EXERCISE PROMPT>
Below are some entries. Copy each line that holds the string "this".

━━ RECORDED DATA ━━

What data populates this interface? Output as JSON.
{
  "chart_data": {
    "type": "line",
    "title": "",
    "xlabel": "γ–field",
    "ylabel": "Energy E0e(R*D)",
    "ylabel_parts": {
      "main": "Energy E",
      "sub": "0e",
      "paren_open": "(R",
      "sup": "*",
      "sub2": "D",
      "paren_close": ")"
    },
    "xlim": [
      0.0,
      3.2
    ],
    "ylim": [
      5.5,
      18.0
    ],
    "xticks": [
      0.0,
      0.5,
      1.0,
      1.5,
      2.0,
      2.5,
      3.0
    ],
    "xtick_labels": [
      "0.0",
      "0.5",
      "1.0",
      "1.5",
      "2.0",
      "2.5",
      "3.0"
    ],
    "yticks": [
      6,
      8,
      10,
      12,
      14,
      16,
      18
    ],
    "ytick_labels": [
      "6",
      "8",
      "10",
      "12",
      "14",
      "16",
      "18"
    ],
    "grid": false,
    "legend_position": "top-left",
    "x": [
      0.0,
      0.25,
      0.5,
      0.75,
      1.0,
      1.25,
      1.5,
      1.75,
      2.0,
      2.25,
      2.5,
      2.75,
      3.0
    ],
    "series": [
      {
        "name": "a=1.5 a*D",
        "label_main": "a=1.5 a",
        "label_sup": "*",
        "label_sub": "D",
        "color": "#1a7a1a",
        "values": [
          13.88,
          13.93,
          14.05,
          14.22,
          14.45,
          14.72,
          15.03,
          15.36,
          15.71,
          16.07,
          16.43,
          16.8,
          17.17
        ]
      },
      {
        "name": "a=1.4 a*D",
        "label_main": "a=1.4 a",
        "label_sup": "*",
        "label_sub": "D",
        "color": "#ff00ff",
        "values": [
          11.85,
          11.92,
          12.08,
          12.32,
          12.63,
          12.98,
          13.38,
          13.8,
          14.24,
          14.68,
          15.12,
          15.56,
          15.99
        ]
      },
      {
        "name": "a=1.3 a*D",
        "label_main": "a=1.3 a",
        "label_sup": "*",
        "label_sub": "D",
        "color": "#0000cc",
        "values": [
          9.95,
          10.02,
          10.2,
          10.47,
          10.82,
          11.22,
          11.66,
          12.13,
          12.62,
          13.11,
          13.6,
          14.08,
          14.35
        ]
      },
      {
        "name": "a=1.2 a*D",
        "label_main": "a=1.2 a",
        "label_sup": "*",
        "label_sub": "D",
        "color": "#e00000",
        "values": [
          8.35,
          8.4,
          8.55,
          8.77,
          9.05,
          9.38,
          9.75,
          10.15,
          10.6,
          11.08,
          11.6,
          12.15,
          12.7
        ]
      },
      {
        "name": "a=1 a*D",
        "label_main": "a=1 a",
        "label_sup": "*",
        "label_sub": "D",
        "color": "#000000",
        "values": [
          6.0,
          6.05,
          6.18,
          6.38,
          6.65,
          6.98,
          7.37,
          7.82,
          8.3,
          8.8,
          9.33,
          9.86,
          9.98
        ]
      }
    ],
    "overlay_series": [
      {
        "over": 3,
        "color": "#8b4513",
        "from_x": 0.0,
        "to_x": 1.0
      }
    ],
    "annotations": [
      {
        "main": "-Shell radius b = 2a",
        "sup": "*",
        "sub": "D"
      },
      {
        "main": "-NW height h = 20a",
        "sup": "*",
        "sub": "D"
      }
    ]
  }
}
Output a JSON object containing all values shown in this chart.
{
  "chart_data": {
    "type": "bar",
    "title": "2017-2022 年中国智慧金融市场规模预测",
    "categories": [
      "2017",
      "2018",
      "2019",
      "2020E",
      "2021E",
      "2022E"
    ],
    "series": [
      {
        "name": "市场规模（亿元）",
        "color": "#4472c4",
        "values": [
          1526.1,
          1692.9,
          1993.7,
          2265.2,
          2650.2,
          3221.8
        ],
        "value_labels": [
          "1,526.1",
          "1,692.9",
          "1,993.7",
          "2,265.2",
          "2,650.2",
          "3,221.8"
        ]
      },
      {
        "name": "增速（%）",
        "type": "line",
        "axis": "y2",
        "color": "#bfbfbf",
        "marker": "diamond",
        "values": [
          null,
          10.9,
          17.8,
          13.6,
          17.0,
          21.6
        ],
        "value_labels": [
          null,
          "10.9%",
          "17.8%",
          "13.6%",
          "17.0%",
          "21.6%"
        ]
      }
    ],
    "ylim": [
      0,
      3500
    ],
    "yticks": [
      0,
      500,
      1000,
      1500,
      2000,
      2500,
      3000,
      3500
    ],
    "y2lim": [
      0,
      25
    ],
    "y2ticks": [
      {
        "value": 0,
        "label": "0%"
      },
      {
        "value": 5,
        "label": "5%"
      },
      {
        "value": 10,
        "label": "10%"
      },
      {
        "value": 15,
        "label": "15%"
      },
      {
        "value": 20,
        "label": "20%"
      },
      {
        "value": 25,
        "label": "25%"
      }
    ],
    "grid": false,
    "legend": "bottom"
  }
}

━━━

FULL ANSWER>
What data populates this interface? Output as JSON.
Output a JSON object containing all values shown in this chart.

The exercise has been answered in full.